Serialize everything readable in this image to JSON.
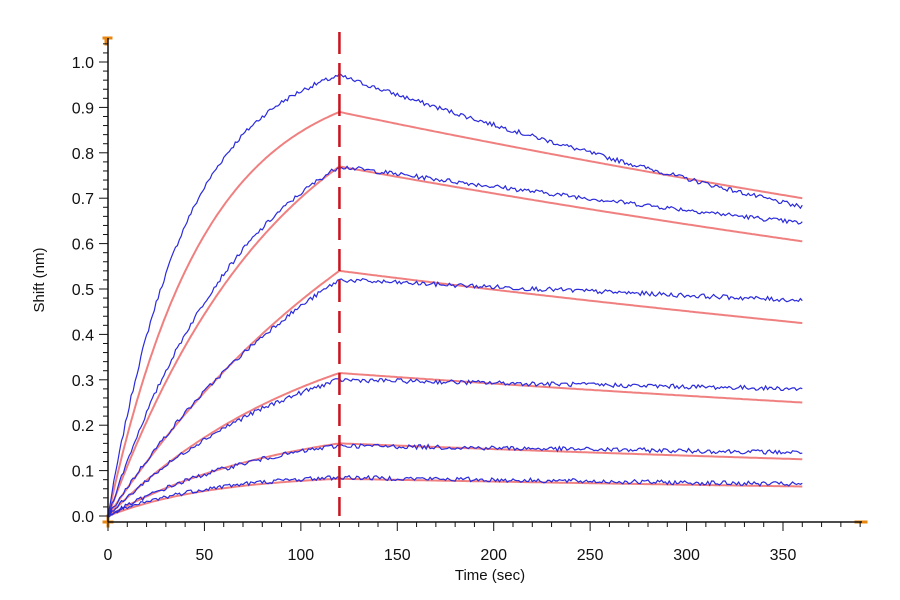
{
  "chart_data": {
    "type": "line",
    "xlabel": "Time (sec)",
    "ylabel": "Shift (nm)",
    "xlim": [
      0,
      395
    ],
    "ylim": [
      -0.015,
      1.06
    ],
    "x_ticks": [
      0,
      50,
      100,
      150,
      200,
      250,
      300,
      350
    ],
    "y_ticks": [
      0.0,
      0.1,
      0.2,
      0.3,
      0.4,
      0.5,
      0.6,
      0.7,
      0.8,
      0.9,
      1.0
    ],
    "y_tick_labels": [
      "0.0",
      "0.1",
      "0.2",
      "0.3",
      "0.4",
      "0.5",
      "0.6",
      "0.7",
      "0.8",
      "0.9",
      "1.0"
    ],
    "x_tick_labels": [
      "0",
      "50",
      "100",
      "150",
      "200",
      "250",
      "300",
      "350"
    ],
    "dissociation_start_x": 120,
    "colors": {
      "measured": "#2b2bdc",
      "fit": "#f08080",
      "marker": "#c8141e",
      "axis": "#111111",
      "corner": "#e8870f"
    },
    "measured_series": [
      {
        "peak": 0.97,
        "rate": 0.0245,
        "end": 0.68
      },
      {
        "peak": 0.77,
        "rate": 0.0135,
        "end": 0.645
      },
      {
        "peak": 0.52,
        "rate": 0.0075,
        "end": 0.475
      },
      {
        "peak": 0.3,
        "rate": 0.01,
        "end": 0.28
      },
      {
        "peak": 0.155,
        "rate": 0.012,
        "end": 0.14
      },
      {
        "peak": 0.085,
        "rate": 0.02,
        "end": 0.07
      }
    ],
    "fit_series": [
      {
        "peak": 0.89,
        "rate": 0.02,
        "end": 0.7
      },
      {
        "peak": 0.77,
        "rate": 0.011,
        "end": 0.605
      },
      {
        "peak": 0.54,
        "rate": 0.006,
        "end": 0.425
      },
      {
        "peak": 0.315,
        "rate": 0.009,
        "end": 0.25
      },
      {
        "peak": 0.16,
        "rate": 0.011,
        "end": 0.125
      },
      {
        "peak": 0.082,
        "rate": 0.018,
        "end": 0.065
      }
    ]
  }
}
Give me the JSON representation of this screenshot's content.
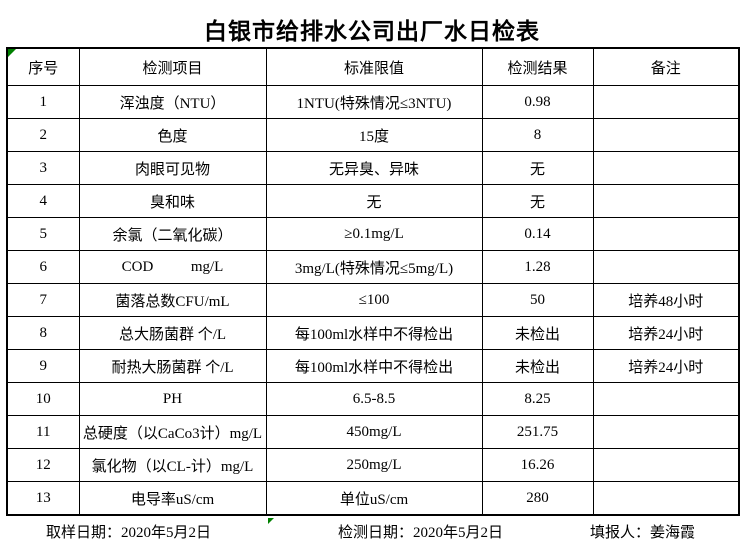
{
  "title": "白银市给排水公司出厂水日检表",
  "table": {
    "headers": [
      "序号",
      "检测项目",
      "标准限值",
      "检测结果",
      "备注"
    ],
    "rows": [
      [
        "1",
        "浑浊度（NTU）",
        "1NTU(特殊情况≤3NTU)",
        "0.98",
        ""
      ],
      [
        "2",
        "色度",
        "15度",
        "8",
        ""
      ],
      [
        "3",
        "肉眼可见物",
        "无异臭、异味",
        "无",
        ""
      ],
      [
        "4",
        "臭和味",
        "无",
        "无",
        ""
      ],
      [
        "5",
        "余氯（二氧化碳）",
        "≥0.1mg/L",
        "0.14",
        ""
      ],
      [
        "6",
        "COD          mg/L",
        "3mg/L(特殊情况≤5mg/L)",
        "1.28",
        ""
      ],
      [
        "7",
        "菌落总数CFU/mL",
        "≤100",
        "50",
        "培养48小时"
      ],
      [
        "8",
        "总大肠菌群 个/L",
        "每100ml水样中不得检出",
        "未检出",
        "培养24小时"
      ],
      [
        "9",
        "耐热大肠菌群 个/L",
        "每100ml水样中不得检出",
        "未检出",
        "培养24小时"
      ],
      [
        "10",
        "PH",
        "6.5-8.5",
        "8.25",
        ""
      ],
      [
        "11",
        "总硬度（以CaCo3计）mg/L",
        "450mg/L",
        "251.75",
        ""
      ],
      [
        "12",
        "氯化物（以CL-计）mg/L",
        "250mg/L",
        "16.26",
        ""
      ],
      [
        "13",
        "电导率uS/cm",
        "单位uS/cm",
        "280",
        ""
      ]
    ]
  },
  "footer": {
    "sampling_date": "取样日期：2020年5月2日",
    "testing_date": "检测日期：2020年5月2日",
    "reporter": "填报人：姜海霞"
  },
  "colors": {
    "grid": "#000000",
    "title_text": "#000000",
    "marker_green": "#008000",
    "background": "#ffffff"
  },
  "icons": {
    "corner_marker": "excel-green-corner-marker"
  }
}
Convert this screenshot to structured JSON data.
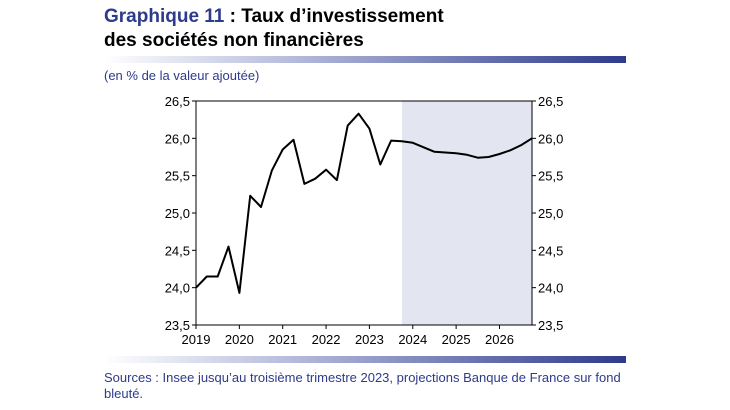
{
  "header": {
    "title_prefix": "Graphique 11",
    "title_rest": " : Taux d’investissement",
    "title_line2": "des sociétés non financières"
  },
  "unit_note": "(en % de la valeur ajoutée)",
  "source": "Sources : Insee jusqu’au troisième trimestre 2023, projections Banque de France sur fond bleuté.",
  "colors": {
    "accent": "#2e3a8c",
    "projection_bg": "#e3e5f1",
    "line": "#000000"
  },
  "chart_data": {
    "type": "line",
    "title": "Graphique 11 : Taux d’investissement des sociétés non financières",
    "ylabel": "(en % de la valeur ajoutée)",
    "ylim": [
      23.5,
      26.5
    ],
    "yticks": [
      "23,5",
      "24,0",
      "24,5",
      "25,0",
      "25,5",
      "26,0",
      "26,5"
    ],
    "ytick_values": [
      23.5,
      24.0,
      24.5,
      25.0,
      25.5,
      26.0,
      26.5
    ],
    "xlim": [
      2019.0,
      2026.75
    ],
    "xticks": [
      "2019",
      "2020",
      "2021",
      "2022",
      "2023",
      "2024",
      "2025",
      "2026"
    ],
    "xtick_values": [
      2019,
      2020,
      2021,
      2022,
      2023,
      2024,
      2025,
      2026
    ],
    "projection_start": 2023.75,
    "grid": false,
    "series": [
      {
        "x": [
          2019.0,
          2019.25,
          2019.5,
          2019.75,
          2020.0,
          2020.25,
          2020.5,
          2020.75,
          2021.0,
          2021.25,
          2021.5,
          2021.75,
          2022.0,
          2022.25,
          2022.5,
          2022.75,
          2023.0,
          2023.25,
          2023.5,
          2023.75,
          2024.0,
          2024.25,
          2024.5,
          2024.75,
          2025.0,
          2025.25,
          2025.5,
          2025.75,
          2026.0,
          2026.25,
          2026.5,
          2026.75
        ],
        "values": [
          24.0,
          24.15,
          24.15,
          24.55,
          23.93,
          25.23,
          25.08,
          25.57,
          25.85,
          25.98,
          25.39,
          25.46,
          25.58,
          25.44,
          26.17,
          26.33,
          26.13,
          25.65,
          25.97,
          25.96,
          25.94,
          25.88,
          25.82,
          25.81,
          25.8,
          25.78,
          25.74,
          25.75,
          25.79,
          25.84,
          25.91,
          26.0
        ]
      }
    ]
  }
}
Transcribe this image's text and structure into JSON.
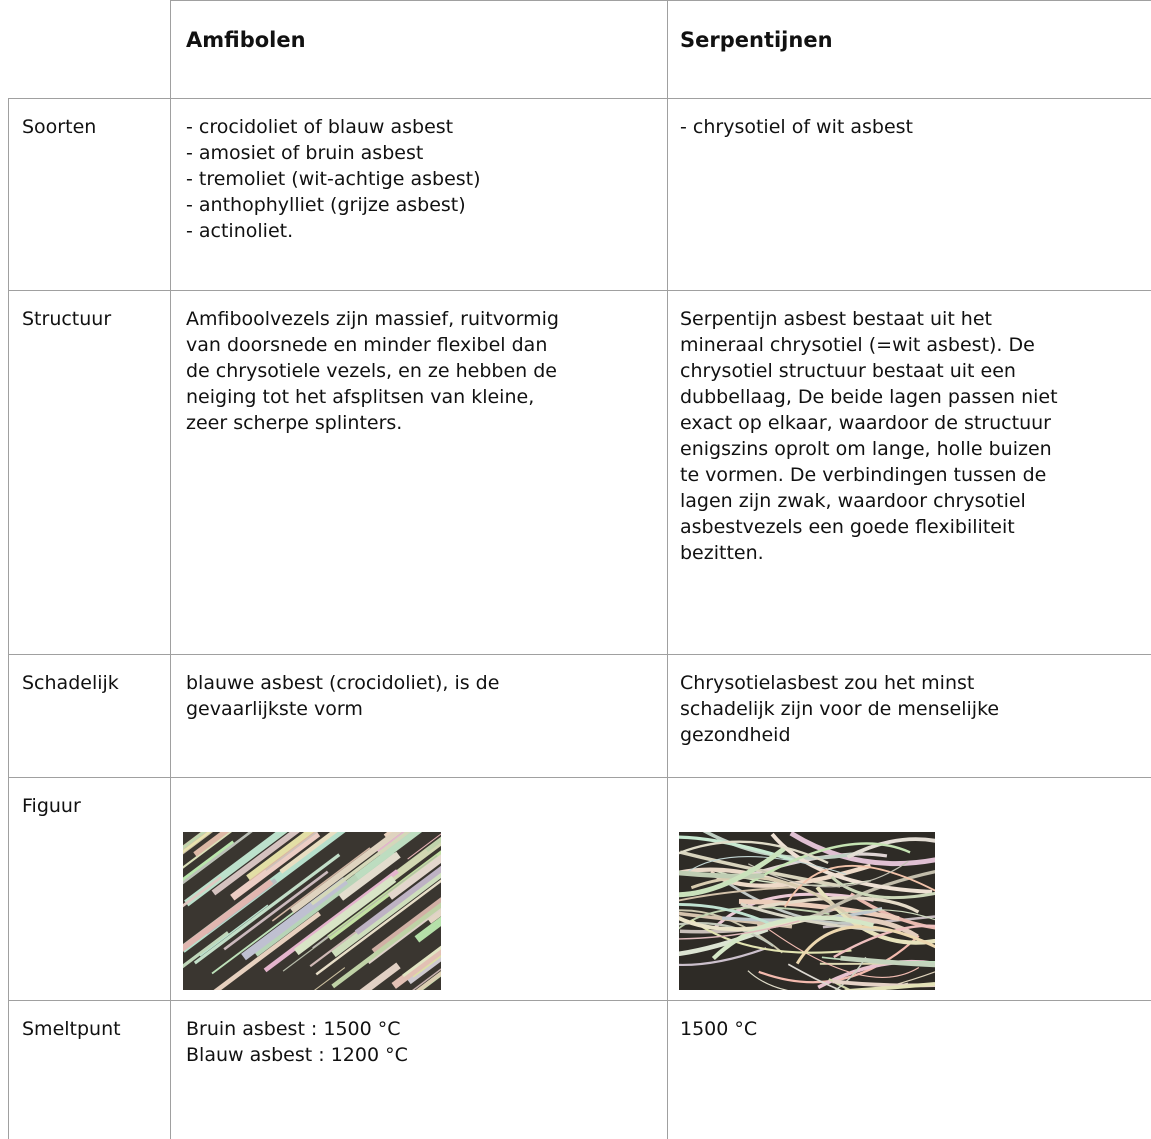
{
  "header": {
    "col1": "Amfibolen",
    "col2": "Serpentijnen"
  },
  "rows": [
    {
      "label": "Soorten",
      "amfibolen": [
        "- crocidoliet of blauw asbest",
        "- amosiet of bruin asbest",
        "- tremoliet (wit-achtige asbest)",
        "- anthophylliet (grijze asbest)",
        "- actinoliet."
      ],
      "serpentijnen": [
        "- chrysotiel of wit asbest"
      ]
    },
    {
      "label": "Structuur",
      "amfibolen": [
        "Amfiboolvezels zijn massief, ruitvormig",
        "van doorsnede en minder flexibel dan",
        "de chrysotiele vezels, en ze hebben de",
        "neiging tot het afsplitsen van kleine,",
        "zeer scherpe splinters."
      ],
      "serpentijnen": [
        "Serpentijn asbest bestaat uit het",
        "mineraal chrysotiel (=wit asbest). De",
        "chrysotiel structuur bestaat uit een",
        "dubbellaag, De beide lagen passen niet",
        "exact op elkaar, waardoor de structuur",
        "enigszins oprolt om lange, holle buizen",
        "te vormen. De verbindingen tussen de",
        "lagen zijn zwak, waardoor chrysotiel",
        "asbestvezels een goede flexibiliteit",
        "bezitten."
      ]
    },
    {
      "label": "Schadelijk",
      "amfibolen": [
        "blauwe asbest (crocidoliet), is de",
        "gevaarlijkste vorm"
      ],
      "serpentijnen": [
        "Chrysotielasbest zou het minst",
        "schadelijk zijn voor de menselijke",
        "gezondheid"
      ]
    },
    {
      "label": "Figuur",
      "amfibolen": [],
      "serpentijnen": []
    },
    {
      "label": "Smeltpunt",
      "amfibolen": [
        "Bruin asbest : 1500 °C",
        "Blauw asbest : 1200 °C"
      ],
      "serpentijnen": [
        "1500 °C"
      ]
    }
  ]
}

» WHAT THE TASK REQUIRES
Find every line holding the word "waardoor"; give their count and nothing else.

» RESULT OF THE EXERCISE
2